* [Directions for this task]
Return the material word for word. Do not include the pictures.
## BEGIN Stored data
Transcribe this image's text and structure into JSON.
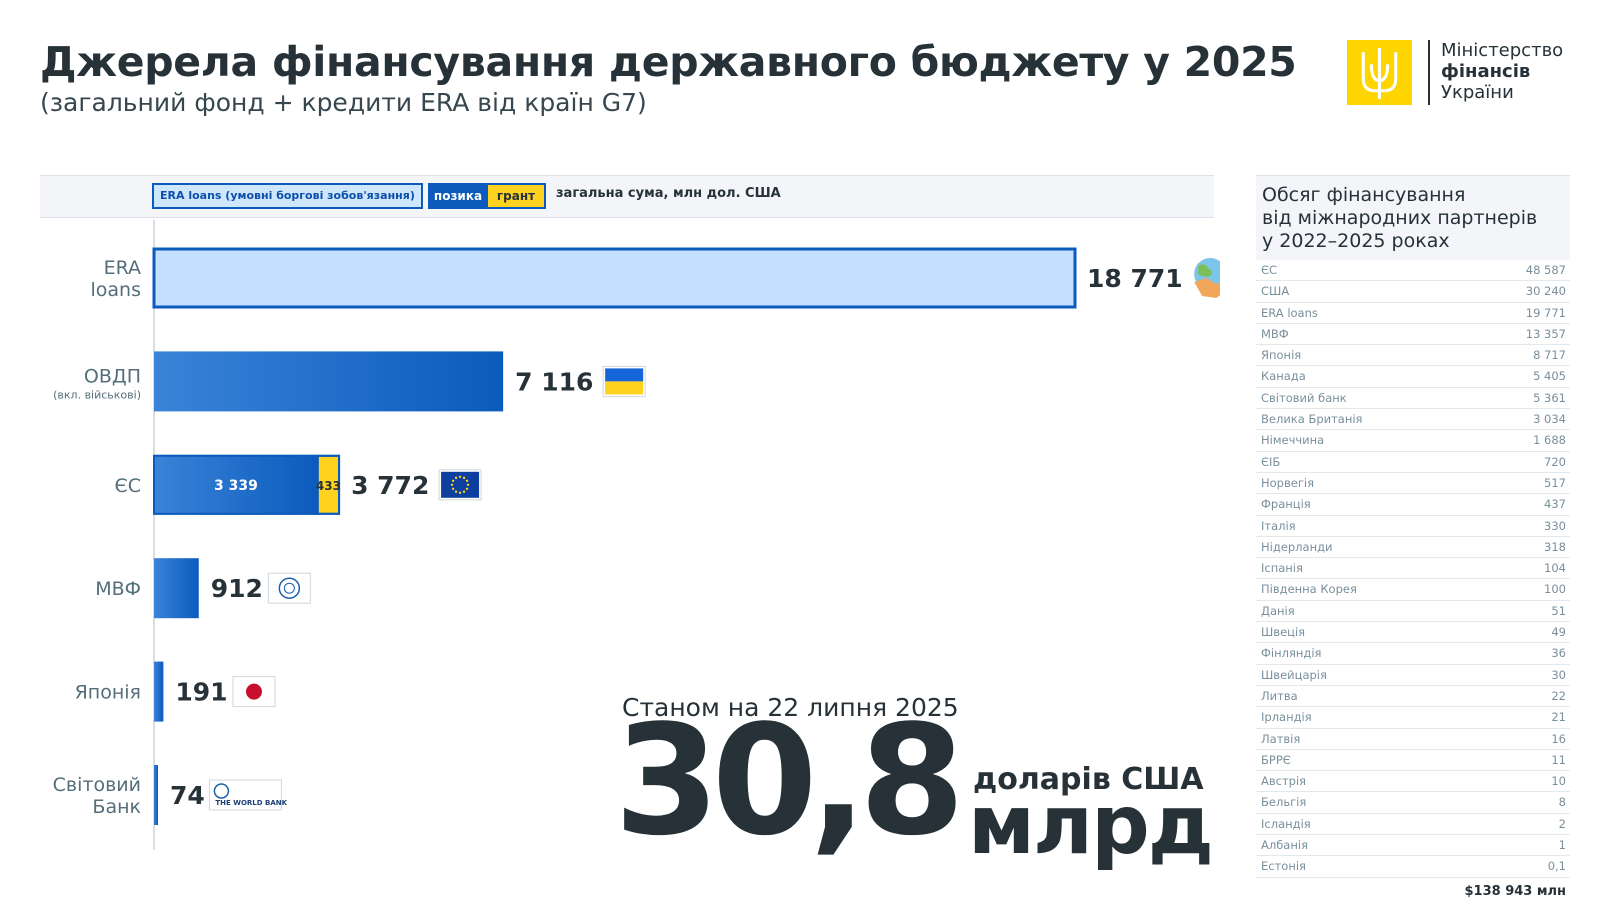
{
  "header": {
    "title": "Джерела фінансування державного бюджету у 2025",
    "subtitle": "(загальний фонд + кредити ERA від країн G7)"
  },
  "logo": {
    "line1": "Міністерство",
    "line2": "фінансів",
    "line3": "України",
    "colors": {
      "emblem_bg": "#FFD500",
      "emblem_mark": "#FFFFFF"
    }
  },
  "legend": {
    "era": "ERA loans (умовні боргові зобов'язання)",
    "loan": "позика",
    "grant": "грант",
    "total": "загальна сума, млн дол. США"
  },
  "chart_data": {
    "type": "bar",
    "orientation": "horizontal",
    "stacked": true,
    "categories": [
      {
        "label": "ERA\nloans",
        "sublabel": "",
        "icon": "handshake-globe-icon"
      },
      {
        "label": "ОВДП",
        "sublabel": "(вкл. військові)",
        "icon": "ukraine-flag-icon"
      },
      {
        "label": "ЄС",
        "sublabel": "",
        "icon": "eu-flag-icon"
      },
      {
        "label": "МВФ",
        "sublabel": "",
        "icon": "imf-logo-icon"
      },
      {
        "label": "Японія",
        "sublabel": "",
        "icon": "japan-flag-icon"
      },
      {
        "label": "Світовий\nБанк",
        "sublabel": "",
        "icon": "world-bank-logo-icon"
      }
    ],
    "series": [
      {
        "kind": "era",
        "values": [
          18771,
          0,
          0,
          0,
          0,
          0
        ]
      },
      {
        "kind": "loan",
        "values": [
          0,
          7116,
          3339,
          912,
          191,
          74
        ]
      },
      {
        "kind": "grant",
        "values": [
          0,
          0,
          433,
          0,
          0,
          0
        ]
      }
    ],
    "totals": [
      "18 771",
      "7 116",
      "3 772",
      "912",
      "191",
      "74"
    ],
    "segment_labels": [
      {
        "category": 2,
        "series": 1,
        "text": "3 339"
      },
      {
        "category": 2,
        "series": 2,
        "text": "433"
      }
    ],
    "world_bank_text": "THE WORLD BANK",
    "xlim": [
      0,
      18771
    ],
    "colors": {
      "era_fill": "#C4DFFF",
      "era_border": "#0B5BBD",
      "loan_start": "#3A83D8",
      "loan_end": "#0B5BBD",
      "grant": "#FFD21F"
    }
  },
  "stat": {
    "asof": "Станом на 22 липня 2025",
    "value": "30,8",
    "currency": "доларів США",
    "unit": "млрд"
  },
  "side_table": {
    "title_lines": [
      "Обсяг фінансування",
      "від міжнародних партнерів",
      "у 2022–2025 роках"
    ],
    "rows": [
      {
        "name": "ЄС",
        "value": "48 587"
      },
      {
        "name": "США",
        "value": "30 240"
      },
      {
        "name": "ERA loans",
        "value": "19 771"
      },
      {
        "name": "МВФ",
        "value": "13 357"
      },
      {
        "name": "Японія",
        "value": "8 717"
      },
      {
        "name": "Канада",
        "value": "5 405"
      },
      {
        "name": "Світовий банк",
        "value": "5 361"
      },
      {
        "name": "Велика Британія",
        "value": "3 034"
      },
      {
        "name": "Німеччина",
        "value": "1 688"
      },
      {
        "name": "ЄІБ",
        "value": "720"
      },
      {
        "name": "Норвегія",
        "value": "517"
      },
      {
        "name": "Франція",
        "value": "437"
      },
      {
        "name": "Італія",
        "value": "330"
      },
      {
        "name": "Нідерланди",
        "value": "318"
      },
      {
        "name": "Іспанія",
        "value": "104"
      },
      {
        "name": "Південна Корея",
        "value": "100"
      },
      {
        "name": "Данія",
        "value": "51"
      },
      {
        "name": "Швеція",
        "value": "49"
      },
      {
        "name": "Фінляндія",
        "value": "36"
      },
      {
        "name": "Швейцарія",
        "value": "30"
      },
      {
        "name": "Литва",
        "value": "22"
      },
      {
        "name": "Ірландія",
        "value": "21"
      },
      {
        "name": "Латвія",
        "value": "16"
      },
      {
        "name": "БРРЄ",
        "value": "11"
      },
      {
        "name": "Австрія",
        "value": "10"
      },
      {
        "name": "Бельгія",
        "value": "8"
      },
      {
        "name": "Ісландія",
        "value": "2"
      },
      {
        "name": "Албанія",
        "value": "1"
      },
      {
        "name": "Естонія",
        "value": "0,1"
      }
    ],
    "total": "$138 943 млн"
  }
}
## END Stored data
* [Complete answer]
Transcribe this image's text and structure into JSON.
{
  "header": {
    "title": "Джерела фінансування державного бюджету у 2025",
    "subtitle": "(загальний фонд + кредити ERA від країн G7)"
  },
  "logo": {
    "line1": "Міністерство",
    "line2": "фінансів",
    "line3": "України",
    "colors": {
      "emblem_bg": "#FFD500",
      "emblem_mark": "#FFFFFF"
    }
  },
  "legend": {
    "era": "ERA loans (умовні боргові зобов'язання)",
    "loan": "позика",
    "grant": "грант",
    "total": "загальна сума, млн дол. США"
  },
  "chart_data": {
    "type": "bar",
    "orientation": "horizontal",
    "stacked": true,
    "categories": [
      {
        "label": "ERA\nloans",
        "sublabel": "",
        "icon": "handshake-globe-icon"
      },
      {
        "label": "ОВДП",
        "sublabel": "(вкл. військові)",
        "icon": "ukraine-flag-icon"
      },
      {
        "label": "ЄС",
        "sublabel": "",
        "icon": "eu-flag-icon"
      },
      {
        "label": "МВФ",
        "sublabel": "",
        "icon": "imf-logo-icon"
      },
      {
        "label": "Японія",
        "sublabel": "",
        "icon": "japan-flag-icon"
      },
      {
        "label": "Світовий\nБанк",
        "sublabel": "",
        "icon": "world-bank-logo-icon"
      }
    ],
    "series": [
      {
        "kind": "era",
        "values": [
          18771,
          0,
          0,
          0,
          0,
          0
        ]
      },
      {
        "kind": "loan",
        "values": [
          0,
          7116,
          3339,
          912,
          191,
          74
        ]
      },
      {
        "kind": "grant",
        "values": [
          0,
          0,
          433,
          0,
          0,
          0
        ]
      }
    ],
    "totals": [
      "18 771",
      "7 116",
      "3 772",
      "912",
      "191",
      "74"
    ],
    "segment_labels": [
      {
        "category": 2,
        "series": 1,
        "text": "3 339"
      },
      {
        "category": 2,
        "series": 2,
        "text": "433"
      }
    ],
    "world_bank_text": "THE WORLD BANK",
    "xlim": [
      0,
      18771
    ],
    "colors": {
      "era_fill": "#C4DFFF",
      "era_border": "#0B5BBD",
      "loan_start": "#3A83D8",
      "loan_end": "#0B5BBD",
      "grant": "#FFD21F"
    }
  },
  "stat": {
    "asof": "Станом на 22 липня 2025",
    "value": "30,8",
    "currency": "доларів США",
    "unit": "млрд"
  },
  "side_table": {
    "title_lines": [
      "Обсяг фінансування",
      "від міжнародних партнерів",
      "у 2022–2025 роках"
    ],
    "rows": [
      {
        "name": "ЄС",
        "value": "48 587"
      },
      {
        "name": "США",
        "value": "30 240"
      },
      {
        "name": "ERA loans",
        "value": "19 771"
      },
      {
        "name": "МВФ",
        "value": "13 357"
      },
      {
        "name": "Японія",
        "value": "8 717"
      },
      {
        "name": "Канада",
        "value": "5 405"
      },
      {
        "name": "Світовий банк",
        "value": "5 361"
      },
      {
        "name": "Велика Британія",
        "value": "3 034"
      },
      {
        "name": "Німеччина",
        "value": "1 688"
      },
      {
        "name": "ЄІБ",
        "value": "720"
      },
      {
        "name": "Норвегія",
        "value": "517"
      },
      {
        "name": "Франція",
        "value": "437"
      },
      {
        "name": "Італія",
        "value": "330"
      },
      {
        "name": "Нідерланди",
        "value": "318"
      },
      {
        "name": "Іспанія",
        "value": "104"
      },
      {
        "name": "Південна Корея",
        "value": "100"
      },
      {
        "name": "Данія",
        "value": "51"
      },
      {
        "name": "Швеція",
        "value": "49"
      },
      {
        "name": "Фінляндія",
        "value": "36"
      },
      {
        "name": "Швейцарія",
        "value": "30"
      },
      {
        "name": "Литва",
        "value": "22"
      },
      {
        "name": "Ірландія",
        "value": "21"
      },
      {
        "name": "Латвія",
        "value": "16"
      },
      {
        "name": "БРРЄ",
        "value": "11"
      },
      {
        "name": "Австрія",
        "value": "10"
      },
      {
        "name": "Бельгія",
        "value": "8"
      },
      {
        "name": "Ісландія",
        "value": "2"
      },
      {
        "name": "Албанія",
        "value": "1"
      },
      {
        "name": "Естонія",
        "value": "0,1"
      }
    ],
    "total": "$138 943 млн"
  }
}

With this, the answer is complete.